• **Exercise**: Compile every line that includes the word "Wallace".

Stored dataset items:
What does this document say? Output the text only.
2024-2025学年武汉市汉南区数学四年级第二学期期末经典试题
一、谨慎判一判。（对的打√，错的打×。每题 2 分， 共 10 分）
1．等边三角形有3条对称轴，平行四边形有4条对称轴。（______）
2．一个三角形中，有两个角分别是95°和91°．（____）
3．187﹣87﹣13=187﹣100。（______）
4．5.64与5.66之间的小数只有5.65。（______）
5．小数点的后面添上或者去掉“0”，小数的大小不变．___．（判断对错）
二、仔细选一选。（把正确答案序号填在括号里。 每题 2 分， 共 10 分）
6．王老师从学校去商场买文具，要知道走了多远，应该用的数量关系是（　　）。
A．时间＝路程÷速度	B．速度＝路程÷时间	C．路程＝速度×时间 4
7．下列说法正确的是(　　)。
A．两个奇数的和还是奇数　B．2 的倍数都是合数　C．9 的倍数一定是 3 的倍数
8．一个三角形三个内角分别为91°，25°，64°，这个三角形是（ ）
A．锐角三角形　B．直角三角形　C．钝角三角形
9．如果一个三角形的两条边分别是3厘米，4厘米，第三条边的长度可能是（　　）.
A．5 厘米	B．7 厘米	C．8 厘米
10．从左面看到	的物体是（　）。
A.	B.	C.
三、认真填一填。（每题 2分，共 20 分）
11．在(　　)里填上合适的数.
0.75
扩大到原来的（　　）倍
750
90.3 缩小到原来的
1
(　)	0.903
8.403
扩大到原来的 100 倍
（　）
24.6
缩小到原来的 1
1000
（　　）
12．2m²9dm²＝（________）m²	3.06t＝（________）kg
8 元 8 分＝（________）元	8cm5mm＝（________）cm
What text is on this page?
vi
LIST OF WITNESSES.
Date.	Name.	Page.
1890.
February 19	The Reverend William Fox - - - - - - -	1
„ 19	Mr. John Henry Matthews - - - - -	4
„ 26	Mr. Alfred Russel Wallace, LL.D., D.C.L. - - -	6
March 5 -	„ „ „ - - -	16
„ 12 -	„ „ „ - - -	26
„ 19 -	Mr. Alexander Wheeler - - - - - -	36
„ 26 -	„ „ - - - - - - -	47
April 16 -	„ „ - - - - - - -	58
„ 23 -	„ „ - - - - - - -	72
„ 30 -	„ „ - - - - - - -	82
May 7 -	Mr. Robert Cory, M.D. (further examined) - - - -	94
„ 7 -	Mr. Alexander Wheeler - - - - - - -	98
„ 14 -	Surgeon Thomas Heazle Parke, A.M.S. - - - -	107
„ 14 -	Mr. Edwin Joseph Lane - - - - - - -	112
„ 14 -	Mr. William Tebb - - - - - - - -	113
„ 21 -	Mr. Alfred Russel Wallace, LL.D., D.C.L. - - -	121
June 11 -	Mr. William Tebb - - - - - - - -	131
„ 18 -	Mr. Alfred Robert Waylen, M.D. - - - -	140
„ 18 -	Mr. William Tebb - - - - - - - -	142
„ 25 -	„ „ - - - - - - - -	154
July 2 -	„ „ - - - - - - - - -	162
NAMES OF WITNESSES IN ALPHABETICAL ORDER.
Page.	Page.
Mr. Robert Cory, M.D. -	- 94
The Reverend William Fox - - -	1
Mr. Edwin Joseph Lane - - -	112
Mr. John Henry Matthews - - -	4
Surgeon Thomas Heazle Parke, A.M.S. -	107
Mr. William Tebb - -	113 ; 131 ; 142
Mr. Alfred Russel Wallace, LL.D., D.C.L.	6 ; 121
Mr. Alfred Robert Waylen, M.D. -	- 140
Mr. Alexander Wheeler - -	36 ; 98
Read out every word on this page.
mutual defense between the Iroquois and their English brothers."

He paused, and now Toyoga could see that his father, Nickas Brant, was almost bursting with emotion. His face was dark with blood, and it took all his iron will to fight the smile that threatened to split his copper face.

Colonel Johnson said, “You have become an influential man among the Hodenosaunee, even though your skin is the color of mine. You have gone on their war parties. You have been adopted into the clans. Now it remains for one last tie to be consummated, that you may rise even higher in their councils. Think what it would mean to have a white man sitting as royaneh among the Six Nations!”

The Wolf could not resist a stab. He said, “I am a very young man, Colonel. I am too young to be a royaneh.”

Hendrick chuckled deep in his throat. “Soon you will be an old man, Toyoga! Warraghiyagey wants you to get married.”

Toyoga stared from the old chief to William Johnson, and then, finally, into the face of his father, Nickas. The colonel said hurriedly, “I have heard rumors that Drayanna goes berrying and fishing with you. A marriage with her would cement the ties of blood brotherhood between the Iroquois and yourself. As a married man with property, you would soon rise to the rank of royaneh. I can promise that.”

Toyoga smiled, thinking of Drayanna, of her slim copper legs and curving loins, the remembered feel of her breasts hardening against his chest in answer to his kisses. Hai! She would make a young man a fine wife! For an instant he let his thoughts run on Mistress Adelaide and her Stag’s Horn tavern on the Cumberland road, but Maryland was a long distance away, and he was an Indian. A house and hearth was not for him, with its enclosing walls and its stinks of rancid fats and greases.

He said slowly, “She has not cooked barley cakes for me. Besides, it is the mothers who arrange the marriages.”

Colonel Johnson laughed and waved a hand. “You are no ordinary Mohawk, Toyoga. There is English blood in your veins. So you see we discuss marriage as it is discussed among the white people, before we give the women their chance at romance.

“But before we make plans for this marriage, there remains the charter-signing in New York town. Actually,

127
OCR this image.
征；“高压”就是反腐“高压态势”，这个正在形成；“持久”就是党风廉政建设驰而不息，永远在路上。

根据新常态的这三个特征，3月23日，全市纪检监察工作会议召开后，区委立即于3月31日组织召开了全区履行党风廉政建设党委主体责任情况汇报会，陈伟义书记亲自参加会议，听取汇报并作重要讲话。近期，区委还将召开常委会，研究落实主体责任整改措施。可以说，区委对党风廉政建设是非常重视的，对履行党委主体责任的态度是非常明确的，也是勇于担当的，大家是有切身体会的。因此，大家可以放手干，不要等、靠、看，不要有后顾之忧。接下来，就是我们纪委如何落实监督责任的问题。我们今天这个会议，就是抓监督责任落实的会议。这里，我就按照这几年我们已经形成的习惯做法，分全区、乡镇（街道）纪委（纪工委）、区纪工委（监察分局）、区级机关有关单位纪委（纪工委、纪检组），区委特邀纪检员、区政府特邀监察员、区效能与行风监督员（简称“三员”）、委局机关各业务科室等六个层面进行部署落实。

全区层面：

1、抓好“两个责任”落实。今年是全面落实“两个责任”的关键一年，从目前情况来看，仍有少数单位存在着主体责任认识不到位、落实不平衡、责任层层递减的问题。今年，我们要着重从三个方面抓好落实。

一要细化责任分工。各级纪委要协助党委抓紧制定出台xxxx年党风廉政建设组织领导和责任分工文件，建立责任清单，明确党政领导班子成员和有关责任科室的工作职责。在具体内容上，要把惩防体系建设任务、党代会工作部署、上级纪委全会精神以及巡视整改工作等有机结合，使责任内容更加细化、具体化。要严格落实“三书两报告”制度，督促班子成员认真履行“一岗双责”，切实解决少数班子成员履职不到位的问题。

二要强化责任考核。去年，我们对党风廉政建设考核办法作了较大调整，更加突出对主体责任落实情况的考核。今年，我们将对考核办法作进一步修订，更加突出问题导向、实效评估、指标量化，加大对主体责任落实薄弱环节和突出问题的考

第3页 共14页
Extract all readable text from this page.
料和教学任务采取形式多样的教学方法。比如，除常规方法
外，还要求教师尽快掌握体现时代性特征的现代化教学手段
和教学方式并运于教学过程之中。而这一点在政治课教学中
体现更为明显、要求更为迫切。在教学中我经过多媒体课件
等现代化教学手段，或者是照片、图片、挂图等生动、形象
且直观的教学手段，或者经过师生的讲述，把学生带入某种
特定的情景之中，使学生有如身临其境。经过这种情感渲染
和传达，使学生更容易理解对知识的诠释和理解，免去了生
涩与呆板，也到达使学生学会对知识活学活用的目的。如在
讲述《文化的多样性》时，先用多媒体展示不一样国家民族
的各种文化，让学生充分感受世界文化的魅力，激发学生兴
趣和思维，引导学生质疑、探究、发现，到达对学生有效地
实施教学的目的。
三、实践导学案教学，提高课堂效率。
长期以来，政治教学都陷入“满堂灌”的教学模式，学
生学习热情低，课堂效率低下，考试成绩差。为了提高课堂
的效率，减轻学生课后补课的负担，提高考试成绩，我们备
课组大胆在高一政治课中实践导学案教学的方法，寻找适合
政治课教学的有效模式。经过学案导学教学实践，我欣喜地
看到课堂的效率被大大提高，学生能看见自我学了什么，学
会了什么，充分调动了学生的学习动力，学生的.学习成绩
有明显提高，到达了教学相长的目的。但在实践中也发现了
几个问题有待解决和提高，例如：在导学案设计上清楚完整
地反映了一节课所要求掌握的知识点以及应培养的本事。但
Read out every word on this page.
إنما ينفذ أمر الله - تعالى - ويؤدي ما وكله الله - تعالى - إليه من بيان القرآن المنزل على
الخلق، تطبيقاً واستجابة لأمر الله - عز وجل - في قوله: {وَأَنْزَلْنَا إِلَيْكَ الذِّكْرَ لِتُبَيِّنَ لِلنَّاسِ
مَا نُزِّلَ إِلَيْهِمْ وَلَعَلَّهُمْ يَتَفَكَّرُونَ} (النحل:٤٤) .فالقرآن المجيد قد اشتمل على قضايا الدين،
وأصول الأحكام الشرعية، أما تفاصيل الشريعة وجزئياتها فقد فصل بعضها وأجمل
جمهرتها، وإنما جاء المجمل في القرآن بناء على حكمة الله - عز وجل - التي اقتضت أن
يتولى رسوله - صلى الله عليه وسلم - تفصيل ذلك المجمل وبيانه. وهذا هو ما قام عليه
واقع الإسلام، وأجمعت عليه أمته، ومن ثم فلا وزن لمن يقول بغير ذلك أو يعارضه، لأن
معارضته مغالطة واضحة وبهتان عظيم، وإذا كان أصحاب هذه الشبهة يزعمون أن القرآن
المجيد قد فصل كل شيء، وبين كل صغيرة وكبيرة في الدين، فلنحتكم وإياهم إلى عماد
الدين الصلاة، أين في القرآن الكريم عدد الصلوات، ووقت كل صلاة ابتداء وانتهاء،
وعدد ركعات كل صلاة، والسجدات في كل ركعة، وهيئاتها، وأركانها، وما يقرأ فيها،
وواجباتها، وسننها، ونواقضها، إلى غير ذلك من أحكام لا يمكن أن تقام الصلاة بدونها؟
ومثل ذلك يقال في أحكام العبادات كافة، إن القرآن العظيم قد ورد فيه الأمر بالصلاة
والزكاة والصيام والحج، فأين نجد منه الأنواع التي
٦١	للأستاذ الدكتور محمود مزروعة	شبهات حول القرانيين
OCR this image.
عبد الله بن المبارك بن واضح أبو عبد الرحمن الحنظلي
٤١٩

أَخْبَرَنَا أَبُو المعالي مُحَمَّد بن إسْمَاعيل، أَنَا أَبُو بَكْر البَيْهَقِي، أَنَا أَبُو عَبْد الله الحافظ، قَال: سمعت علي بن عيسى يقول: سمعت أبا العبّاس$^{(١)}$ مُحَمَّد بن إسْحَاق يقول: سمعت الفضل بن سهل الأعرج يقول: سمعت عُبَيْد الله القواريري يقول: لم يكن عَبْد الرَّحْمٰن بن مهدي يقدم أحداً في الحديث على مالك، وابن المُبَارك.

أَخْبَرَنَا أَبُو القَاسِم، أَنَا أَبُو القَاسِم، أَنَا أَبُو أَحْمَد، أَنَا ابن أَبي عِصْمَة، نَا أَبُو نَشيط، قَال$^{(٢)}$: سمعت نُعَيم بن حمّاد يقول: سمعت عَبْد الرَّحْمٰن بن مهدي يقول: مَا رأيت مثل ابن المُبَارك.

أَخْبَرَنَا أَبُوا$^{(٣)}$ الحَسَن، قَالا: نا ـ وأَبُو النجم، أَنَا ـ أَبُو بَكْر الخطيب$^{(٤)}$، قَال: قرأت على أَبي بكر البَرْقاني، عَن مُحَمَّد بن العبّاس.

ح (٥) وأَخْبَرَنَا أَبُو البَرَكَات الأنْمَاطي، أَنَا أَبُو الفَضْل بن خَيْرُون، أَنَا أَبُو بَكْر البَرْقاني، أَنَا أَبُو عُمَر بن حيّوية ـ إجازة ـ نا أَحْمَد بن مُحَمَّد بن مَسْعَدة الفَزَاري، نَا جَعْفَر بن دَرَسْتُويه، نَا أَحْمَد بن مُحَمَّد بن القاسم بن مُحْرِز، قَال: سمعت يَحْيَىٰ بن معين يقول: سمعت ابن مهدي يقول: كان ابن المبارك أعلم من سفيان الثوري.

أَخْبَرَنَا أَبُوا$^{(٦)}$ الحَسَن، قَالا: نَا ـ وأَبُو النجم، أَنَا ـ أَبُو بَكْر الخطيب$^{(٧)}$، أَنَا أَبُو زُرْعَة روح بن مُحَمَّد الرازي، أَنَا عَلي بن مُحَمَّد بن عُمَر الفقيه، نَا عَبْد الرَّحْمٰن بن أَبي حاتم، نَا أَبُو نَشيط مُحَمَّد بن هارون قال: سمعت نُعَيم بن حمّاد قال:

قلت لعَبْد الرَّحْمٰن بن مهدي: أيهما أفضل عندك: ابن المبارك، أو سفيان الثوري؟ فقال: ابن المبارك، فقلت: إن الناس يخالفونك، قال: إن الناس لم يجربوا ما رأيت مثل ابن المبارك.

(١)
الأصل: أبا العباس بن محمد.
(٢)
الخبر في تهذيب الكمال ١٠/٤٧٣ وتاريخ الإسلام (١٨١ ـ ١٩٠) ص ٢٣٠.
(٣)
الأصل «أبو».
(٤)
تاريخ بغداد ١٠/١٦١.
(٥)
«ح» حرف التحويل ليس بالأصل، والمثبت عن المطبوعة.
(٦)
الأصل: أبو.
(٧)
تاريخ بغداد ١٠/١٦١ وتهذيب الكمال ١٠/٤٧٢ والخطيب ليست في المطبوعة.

• **Exercise answer**:
„ 26	Mr. Alfred Russel Wallace, LL.D., D.C.L. - - -	6
„ 21 -	Mr. Alfred Russel Wallace, LL.D., D.C.L. - - -	121
Mr. Alfred Russel Wallace, LL.D., D.C.L.	6 ; 121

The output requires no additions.